Data records:
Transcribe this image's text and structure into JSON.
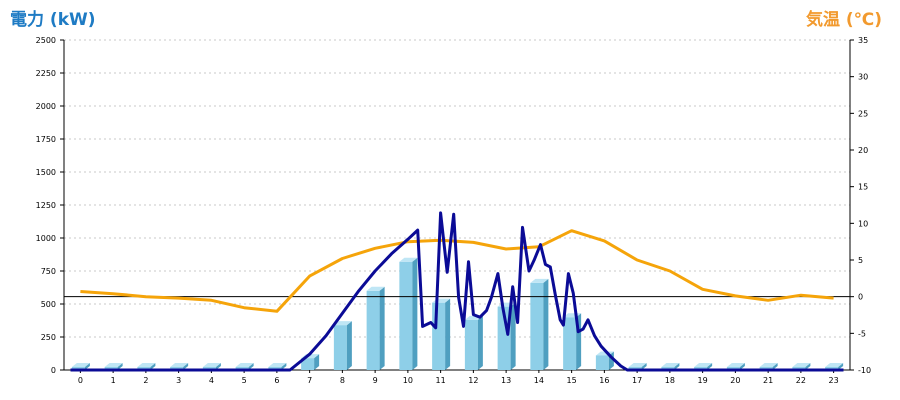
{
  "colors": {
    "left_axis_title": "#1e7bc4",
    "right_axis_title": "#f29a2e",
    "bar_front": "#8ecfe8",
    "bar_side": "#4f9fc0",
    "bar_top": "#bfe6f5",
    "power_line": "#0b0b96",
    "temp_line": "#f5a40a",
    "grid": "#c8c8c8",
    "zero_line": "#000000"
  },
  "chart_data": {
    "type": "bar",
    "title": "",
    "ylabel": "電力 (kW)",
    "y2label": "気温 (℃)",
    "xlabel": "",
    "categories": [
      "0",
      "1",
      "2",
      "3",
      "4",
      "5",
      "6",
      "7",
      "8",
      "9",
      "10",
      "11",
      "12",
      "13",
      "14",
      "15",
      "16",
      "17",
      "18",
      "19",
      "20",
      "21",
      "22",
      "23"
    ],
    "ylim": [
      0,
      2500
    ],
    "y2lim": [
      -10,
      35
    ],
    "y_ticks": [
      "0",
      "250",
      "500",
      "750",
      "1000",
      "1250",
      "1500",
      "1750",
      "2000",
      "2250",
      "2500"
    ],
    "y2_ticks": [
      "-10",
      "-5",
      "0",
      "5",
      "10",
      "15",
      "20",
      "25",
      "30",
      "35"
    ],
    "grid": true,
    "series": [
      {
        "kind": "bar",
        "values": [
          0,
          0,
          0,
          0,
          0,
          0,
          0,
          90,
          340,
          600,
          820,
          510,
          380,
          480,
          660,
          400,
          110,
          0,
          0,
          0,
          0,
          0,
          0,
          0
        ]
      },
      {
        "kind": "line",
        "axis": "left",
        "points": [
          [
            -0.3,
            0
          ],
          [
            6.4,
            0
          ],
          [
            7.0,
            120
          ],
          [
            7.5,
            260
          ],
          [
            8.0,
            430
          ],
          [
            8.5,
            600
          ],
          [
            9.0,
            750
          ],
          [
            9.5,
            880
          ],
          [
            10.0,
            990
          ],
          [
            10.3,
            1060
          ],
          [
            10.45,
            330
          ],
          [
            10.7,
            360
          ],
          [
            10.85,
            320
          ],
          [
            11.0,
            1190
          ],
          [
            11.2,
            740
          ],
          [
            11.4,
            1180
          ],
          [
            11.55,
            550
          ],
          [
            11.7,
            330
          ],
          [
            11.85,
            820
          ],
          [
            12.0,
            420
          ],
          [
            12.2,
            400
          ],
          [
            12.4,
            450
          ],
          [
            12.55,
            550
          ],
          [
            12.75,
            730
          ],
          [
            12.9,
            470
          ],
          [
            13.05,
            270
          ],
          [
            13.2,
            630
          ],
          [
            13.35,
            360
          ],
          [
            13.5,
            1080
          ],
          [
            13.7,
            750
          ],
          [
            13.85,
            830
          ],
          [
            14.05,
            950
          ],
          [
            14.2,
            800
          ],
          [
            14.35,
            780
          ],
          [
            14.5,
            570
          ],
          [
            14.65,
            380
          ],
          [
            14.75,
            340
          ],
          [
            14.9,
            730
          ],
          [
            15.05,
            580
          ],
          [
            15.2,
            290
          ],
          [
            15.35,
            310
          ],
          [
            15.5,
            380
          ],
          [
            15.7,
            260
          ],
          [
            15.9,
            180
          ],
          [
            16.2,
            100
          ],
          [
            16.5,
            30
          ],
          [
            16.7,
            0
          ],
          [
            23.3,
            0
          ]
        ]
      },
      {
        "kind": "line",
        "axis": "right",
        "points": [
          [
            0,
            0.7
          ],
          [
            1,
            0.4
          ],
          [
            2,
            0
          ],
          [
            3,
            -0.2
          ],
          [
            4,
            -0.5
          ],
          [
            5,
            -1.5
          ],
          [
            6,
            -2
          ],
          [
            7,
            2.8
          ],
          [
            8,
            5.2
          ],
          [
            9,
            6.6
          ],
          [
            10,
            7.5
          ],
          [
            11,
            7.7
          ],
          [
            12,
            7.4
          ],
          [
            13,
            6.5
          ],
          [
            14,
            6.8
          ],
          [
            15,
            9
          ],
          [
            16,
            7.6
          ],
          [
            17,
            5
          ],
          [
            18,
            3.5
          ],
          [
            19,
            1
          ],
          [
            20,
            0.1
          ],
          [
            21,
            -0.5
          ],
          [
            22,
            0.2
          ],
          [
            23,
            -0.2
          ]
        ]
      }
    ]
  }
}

--

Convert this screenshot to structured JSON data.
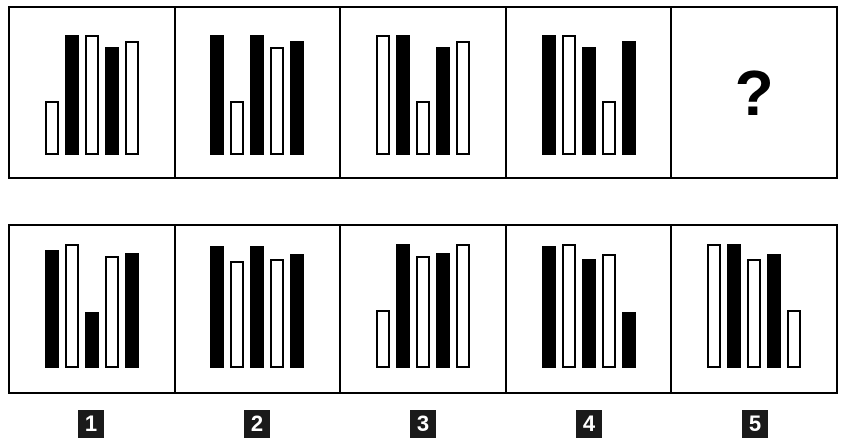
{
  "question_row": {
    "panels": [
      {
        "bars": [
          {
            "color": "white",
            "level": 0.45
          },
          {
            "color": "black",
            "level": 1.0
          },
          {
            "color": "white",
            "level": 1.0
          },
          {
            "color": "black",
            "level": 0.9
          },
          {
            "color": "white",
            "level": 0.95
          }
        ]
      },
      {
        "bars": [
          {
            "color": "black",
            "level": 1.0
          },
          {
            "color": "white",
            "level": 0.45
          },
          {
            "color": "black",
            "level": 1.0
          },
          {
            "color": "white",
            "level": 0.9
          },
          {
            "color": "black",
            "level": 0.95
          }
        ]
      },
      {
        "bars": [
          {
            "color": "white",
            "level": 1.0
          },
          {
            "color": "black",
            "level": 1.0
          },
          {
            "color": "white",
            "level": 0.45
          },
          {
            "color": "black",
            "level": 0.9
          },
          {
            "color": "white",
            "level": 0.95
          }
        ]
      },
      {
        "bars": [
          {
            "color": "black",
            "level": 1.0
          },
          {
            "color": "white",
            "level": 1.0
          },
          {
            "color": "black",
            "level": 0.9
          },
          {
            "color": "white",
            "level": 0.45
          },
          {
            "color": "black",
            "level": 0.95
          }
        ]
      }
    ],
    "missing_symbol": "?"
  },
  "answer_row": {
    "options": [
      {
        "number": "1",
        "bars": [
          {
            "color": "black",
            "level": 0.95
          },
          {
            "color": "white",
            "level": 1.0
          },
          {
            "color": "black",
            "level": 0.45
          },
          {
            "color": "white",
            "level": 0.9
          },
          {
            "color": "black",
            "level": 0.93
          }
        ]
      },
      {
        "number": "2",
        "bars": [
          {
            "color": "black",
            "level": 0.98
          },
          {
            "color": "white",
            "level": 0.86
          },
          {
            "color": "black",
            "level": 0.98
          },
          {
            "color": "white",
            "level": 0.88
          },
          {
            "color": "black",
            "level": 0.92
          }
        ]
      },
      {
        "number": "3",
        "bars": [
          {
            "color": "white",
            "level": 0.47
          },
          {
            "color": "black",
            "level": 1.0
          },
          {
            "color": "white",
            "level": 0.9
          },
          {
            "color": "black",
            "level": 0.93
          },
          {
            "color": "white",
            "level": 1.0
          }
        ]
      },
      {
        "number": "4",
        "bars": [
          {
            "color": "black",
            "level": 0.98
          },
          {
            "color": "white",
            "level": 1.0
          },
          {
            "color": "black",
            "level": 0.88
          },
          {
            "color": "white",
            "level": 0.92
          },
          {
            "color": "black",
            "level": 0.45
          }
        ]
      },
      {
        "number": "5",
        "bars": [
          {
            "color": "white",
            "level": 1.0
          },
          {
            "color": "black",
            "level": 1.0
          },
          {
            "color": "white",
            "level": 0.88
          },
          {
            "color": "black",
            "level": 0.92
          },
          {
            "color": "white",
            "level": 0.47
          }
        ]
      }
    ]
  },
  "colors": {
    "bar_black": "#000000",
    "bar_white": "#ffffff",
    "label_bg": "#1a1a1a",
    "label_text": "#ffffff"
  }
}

* * *

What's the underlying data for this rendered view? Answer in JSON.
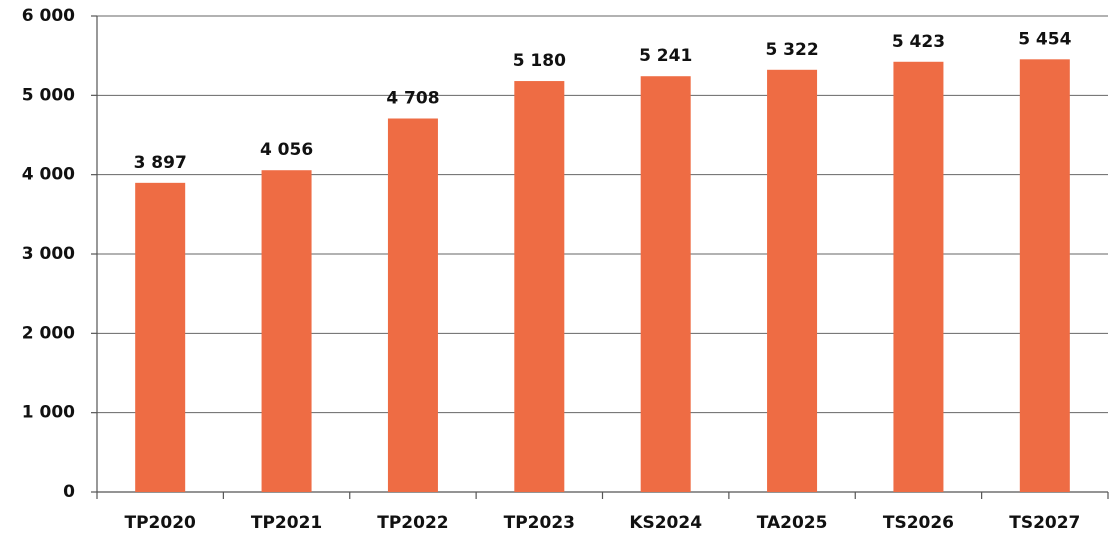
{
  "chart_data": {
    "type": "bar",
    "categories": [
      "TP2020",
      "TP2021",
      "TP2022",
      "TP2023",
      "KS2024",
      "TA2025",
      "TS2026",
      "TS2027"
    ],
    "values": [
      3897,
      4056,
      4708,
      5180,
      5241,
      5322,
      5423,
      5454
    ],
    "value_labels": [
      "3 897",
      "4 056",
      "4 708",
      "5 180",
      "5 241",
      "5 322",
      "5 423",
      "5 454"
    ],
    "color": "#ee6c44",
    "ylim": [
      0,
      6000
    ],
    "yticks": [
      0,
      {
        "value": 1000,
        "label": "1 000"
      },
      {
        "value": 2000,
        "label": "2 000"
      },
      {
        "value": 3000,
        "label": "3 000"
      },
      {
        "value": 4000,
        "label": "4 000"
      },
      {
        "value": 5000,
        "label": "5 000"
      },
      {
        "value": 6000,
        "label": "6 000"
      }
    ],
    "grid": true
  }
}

What is being asked:
Scan the listing above. Collect all lines with the word "JSON".

Result for this task:
Transcribe this image's text and structure into JSON.
Convert this screenshot to structured JSON data.
What's the underlying data for this rendered view? Answer in JSON.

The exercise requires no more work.